YOUR TASK
Transcribe all of the records word for word, but omit the pictures.
* Start *
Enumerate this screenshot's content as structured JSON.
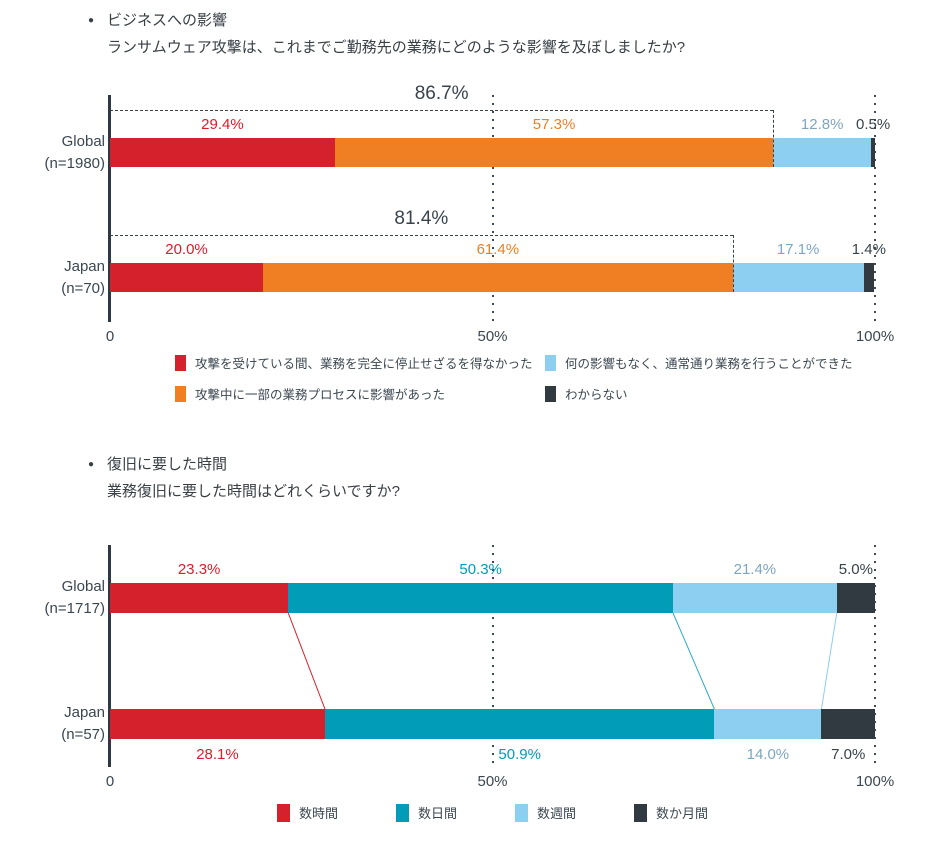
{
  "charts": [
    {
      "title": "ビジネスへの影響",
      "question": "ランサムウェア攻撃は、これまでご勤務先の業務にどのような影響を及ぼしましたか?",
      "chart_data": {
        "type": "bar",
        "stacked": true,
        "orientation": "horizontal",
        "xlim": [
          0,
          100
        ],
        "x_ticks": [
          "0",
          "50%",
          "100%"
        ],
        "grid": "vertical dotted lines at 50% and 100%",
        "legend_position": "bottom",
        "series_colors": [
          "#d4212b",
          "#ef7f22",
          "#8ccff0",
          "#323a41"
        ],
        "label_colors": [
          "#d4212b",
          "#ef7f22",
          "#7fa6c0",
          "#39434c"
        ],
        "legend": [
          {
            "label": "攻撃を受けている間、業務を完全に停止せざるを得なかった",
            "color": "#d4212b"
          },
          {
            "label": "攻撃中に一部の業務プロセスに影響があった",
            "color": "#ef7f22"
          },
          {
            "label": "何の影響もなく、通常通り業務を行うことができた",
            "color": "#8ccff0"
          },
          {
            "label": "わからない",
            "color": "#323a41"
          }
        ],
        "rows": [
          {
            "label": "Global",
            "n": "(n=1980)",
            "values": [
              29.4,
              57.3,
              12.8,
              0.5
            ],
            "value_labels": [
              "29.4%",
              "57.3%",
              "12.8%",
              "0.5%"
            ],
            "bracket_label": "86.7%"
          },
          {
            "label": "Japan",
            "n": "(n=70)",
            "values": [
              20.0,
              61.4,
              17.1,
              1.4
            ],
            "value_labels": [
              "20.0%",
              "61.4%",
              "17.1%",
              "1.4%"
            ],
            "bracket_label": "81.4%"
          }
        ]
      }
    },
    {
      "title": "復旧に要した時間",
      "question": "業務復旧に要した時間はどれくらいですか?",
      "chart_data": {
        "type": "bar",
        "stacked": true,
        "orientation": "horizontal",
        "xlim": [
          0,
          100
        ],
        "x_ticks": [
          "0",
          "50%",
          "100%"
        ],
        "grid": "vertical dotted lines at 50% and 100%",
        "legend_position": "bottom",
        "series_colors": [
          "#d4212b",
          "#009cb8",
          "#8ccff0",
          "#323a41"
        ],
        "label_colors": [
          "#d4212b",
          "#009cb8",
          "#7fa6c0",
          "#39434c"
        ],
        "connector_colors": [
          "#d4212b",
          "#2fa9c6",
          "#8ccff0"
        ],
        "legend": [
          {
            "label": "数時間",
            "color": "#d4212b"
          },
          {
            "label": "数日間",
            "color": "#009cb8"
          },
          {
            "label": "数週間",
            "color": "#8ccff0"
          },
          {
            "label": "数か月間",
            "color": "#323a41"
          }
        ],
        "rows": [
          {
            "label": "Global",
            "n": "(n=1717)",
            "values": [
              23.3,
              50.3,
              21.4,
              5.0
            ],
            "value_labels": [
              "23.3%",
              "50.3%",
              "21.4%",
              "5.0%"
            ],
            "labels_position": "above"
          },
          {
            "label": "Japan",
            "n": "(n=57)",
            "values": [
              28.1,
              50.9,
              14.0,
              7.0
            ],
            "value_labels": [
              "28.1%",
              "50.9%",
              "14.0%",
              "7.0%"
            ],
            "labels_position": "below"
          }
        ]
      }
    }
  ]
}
* End *
TASK SOLUTION
Enumerate this screenshot's content as structured JSON.
{
  "charts": [
    {
      "title": "ビジネスへの影響",
      "question": "ランサムウェア攻撃は、これまでご勤務先の業務にどのような影響を及ぼしましたか?",
      "chart_data": {
        "type": "bar",
        "stacked": true,
        "orientation": "horizontal",
        "xlim": [
          0,
          100
        ],
        "x_ticks": [
          "0",
          "50%",
          "100%"
        ],
        "grid": "vertical dotted lines at 50% and 100%",
        "legend_position": "bottom",
        "series_colors": [
          "#d4212b",
          "#ef7f22",
          "#8ccff0",
          "#323a41"
        ],
        "label_colors": [
          "#d4212b",
          "#ef7f22",
          "#7fa6c0",
          "#39434c"
        ],
        "legend": [
          {
            "label": "攻撃を受けている間、業務を完全に停止せざるを得なかった",
            "color": "#d4212b"
          },
          {
            "label": "攻撃中に一部の業務プロセスに影響があった",
            "color": "#ef7f22"
          },
          {
            "label": "何の影響もなく、通常通り業務を行うことができた",
            "color": "#8ccff0"
          },
          {
            "label": "わからない",
            "color": "#323a41"
          }
        ],
        "rows": [
          {
            "label": "Global",
            "n": "(n=1980)",
            "values": [
              29.4,
              57.3,
              12.8,
              0.5
            ],
            "value_labels": [
              "29.4%",
              "57.3%",
              "12.8%",
              "0.5%"
            ],
            "bracket_label": "86.7%"
          },
          {
            "label": "Japan",
            "n": "(n=70)",
            "values": [
              20.0,
              61.4,
              17.1,
              1.4
            ],
            "value_labels": [
              "20.0%",
              "61.4%",
              "17.1%",
              "1.4%"
            ],
            "bracket_label": "81.4%"
          }
        ]
      }
    },
    {
      "title": "復旧に要した時間",
      "question": "業務復旧に要した時間はどれくらいですか?",
      "chart_data": {
        "type": "bar",
        "stacked": true,
        "orientation": "horizontal",
        "xlim": [
          0,
          100
        ],
        "x_ticks": [
          "0",
          "50%",
          "100%"
        ],
        "grid": "vertical dotted lines at 50% and 100%",
        "legend_position": "bottom",
        "series_colors": [
          "#d4212b",
          "#009cb8",
          "#8ccff0",
          "#323a41"
        ],
        "label_colors": [
          "#d4212b",
          "#009cb8",
          "#7fa6c0",
          "#39434c"
        ],
        "connector_colors": [
          "#d4212b",
          "#2fa9c6",
          "#8ccff0"
        ],
        "legend": [
          {
            "label": "数時間",
            "color": "#d4212b"
          },
          {
            "label": "数日間",
            "color": "#009cb8"
          },
          {
            "label": "数週間",
            "color": "#8ccff0"
          },
          {
            "label": "数か月間",
            "color": "#323a41"
          }
        ],
        "rows": [
          {
            "label": "Global",
            "n": "(n=1717)",
            "values": [
              23.3,
              50.3,
              21.4,
              5.0
            ],
            "value_labels": [
              "23.3%",
              "50.3%",
              "21.4%",
              "5.0%"
            ],
            "labels_position": "above"
          },
          {
            "label": "Japan",
            "n": "(n=57)",
            "values": [
              28.1,
              50.9,
              14.0,
              7.0
            ],
            "value_labels": [
              "28.1%",
              "50.9%",
              "14.0%",
              "7.0%"
            ],
            "labels_position": "below"
          }
        ]
      }
    }
  ]
}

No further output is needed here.